*Problem to work on:*
Write out every entry, unchanged. Skip any picture.
>> begin
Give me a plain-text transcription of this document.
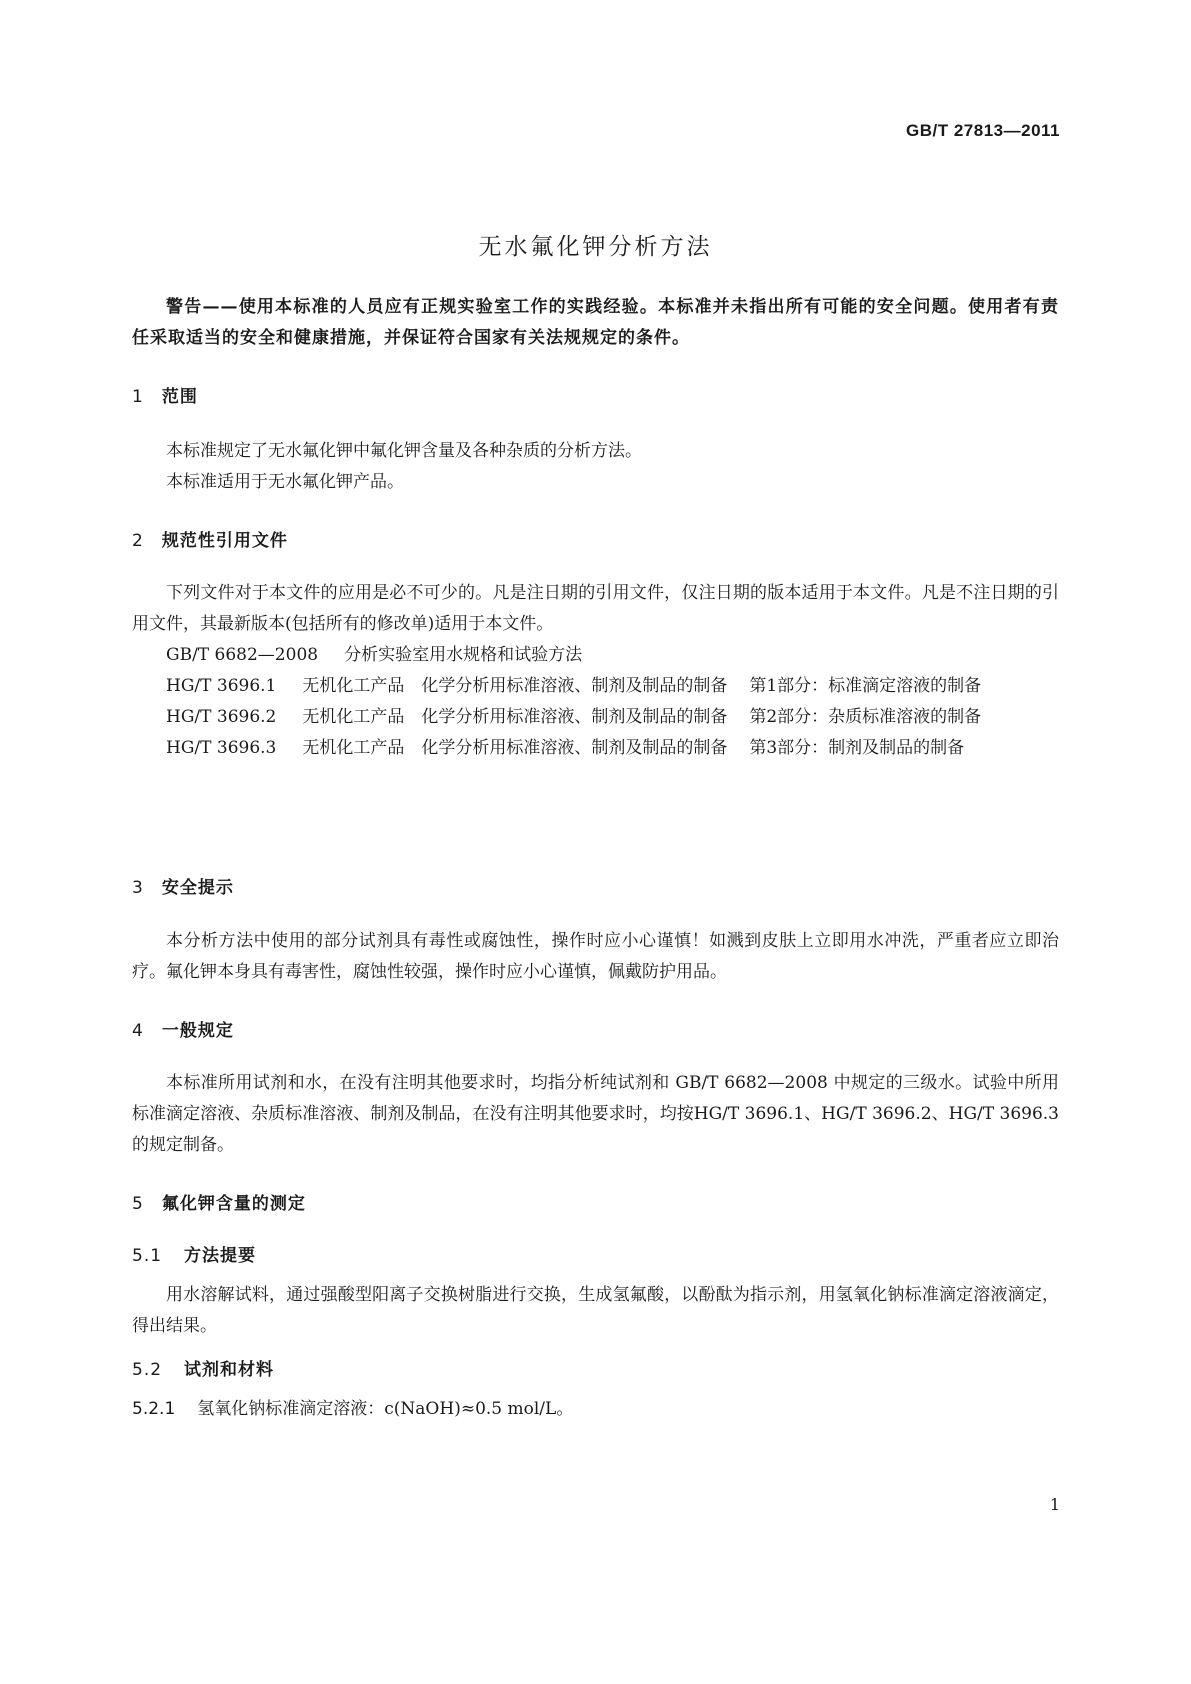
GB/T 27813—2011
无水氟化钾分析方法

警告——使用本标准的人员应有正规实验室工作的实践经验。本标准并未指出所有可能的安全问题。使用者有责任采取适当的安全和健康措施，并保证符合国家有关法规规定的条件。

1 范围

本标准规定了无水氟化钾中氟化钾含量及各种杂质的分析方法。

本标准适用于无水氟化钾产品。

2 规范性引用文件

下列文件对于本文件的应用是必不可少的。凡是注日期的引用文件，仅注日期的版本适用于本文件。凡是不注日期的引用文件，其最新版本(包括所有的修改单)适用于本文件。

GB/T 6682—2008 分析实验室用水规格和试验方法

HG/T 3696.1 无机化工产品　化学分析用标准溶液、制剂及制品的制备 第1部分：标准滴定溶液的制备

HG/T 3696.2 无机化工产品　化学分析用标准溶液、制剂及制品的制备 第2部分：杂质标准溶液的制备

HG/T 3696.3 无机化工产品　化学分析用标准溶液、制剂及制品的制备 第3部分：制剂及制品的制备

3 安全提示

本分析方法中使用的部分试剂具有毒性或腐蚀性，操作时应小心谨慎！如溅到皮肤上立即用水冲洗，严重者应立即治疗。氟化钾本身具有毒害性，腐蚀性较强，操作时应小心谨慎，佩戴防护用品。

4 一般规定

本标准所用试剂和水，在没有注明其他要求时，均指分析纯试剂和 GB/T 6682—2008 中规定的三级水。试验中所用标准滴定溶液、杂质标准溶液、制剂及制品，在没有注明其他要求时，均按HG/T 3696.1、HG/T 3696.2、HG/T 3696.3 的规定制备。

5 氟化钾含量的测定
5.1 方法提要

用水溶解试料，通过强酸型阳离子交换树脂进行交换，生成氢氟酸，以酚酞为指示剂，用氢氧化钠标准滴定溶液滴定，得出结果。

5.2 试剂和材料

5.2.1 氢氧化钠标准滴定溶液：c(NaOH)≈0.5 mol/L。

1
>> end
*Solution for this problem:*
Give me a plain-text transcription of this document.
GB/T 27813—2011
无水氟化钾分析方法

警告——使用本标准的人员应有正规实验室工作的实践经验。本标准并未指出所有可能的安全问题。使用者有责任采取适当的安全和健康措施，并保证符合国家有关法规规定的条件。

1 范围

本标准规定了无水氟化钾中氟化钾含量及各种杂质的分析方法。

本标准适用于无水氟化钾产品。

2 规范性引用文件

下列文件对于本文件的应用是必不可少的。凡是注日期的引用文件，仅注日期的版本适用于本文件。凡是不注日期的引用文件，其最新版本(包括所有的修改单)适用于本文件。

GB/T 6682—2008 分析实验室用水规格和试验方法

HG/T 3696.1 无机化工产品　化学分析用标准溶液、制剂及制品的制备 第1部分：标准滴定溶液的制备

HG/T 3696.2 无机化工产品　化学分析用标准溶液、制剂及制品的制备 第2部分：杂质标准溶液的制备

HG/T 3696.3 无机化工产品　化学分析用标准溶液、制剂及制品的制备 第3部分：制剂及制品的制备

3 安全提示

本分析方法中使用的部分试剂具有毒性或腐蚀性，操作时应小心谨慎！如溅到皮肤上立即用水冲洗，严重者应立即治疗。氟化钾本身具有毒害性，腐蚀性较强，操作时应小心谨慎，佩戴防护用品。

4 一般规定

本标准所用试剂和水，在没有注明其他要求时，均指分析纯试剂和 GB/T 6682—2008 中规定的三级水。试验中所用标准滴定溶液、杂质标准溶液、制剂及制品，在没有注明其他要求时，均按HG/T 3696.1、HG/T 3696.2、HG/T 3696.3 的规定制备。

5 氟化钾含量的测定
5.1 方法提要

用水溶解试料，通过强酸型阳离子交换树脂进行交换，生成氢氟酸，以酚酞为指示剂，用氢氧化钠标准滴定溶液滴定，得出结果。

5.2 试剂和材料

5.2.1 氢氧化钠标准滴定溶液：c(NaOH)≈0.5 mol/L。

1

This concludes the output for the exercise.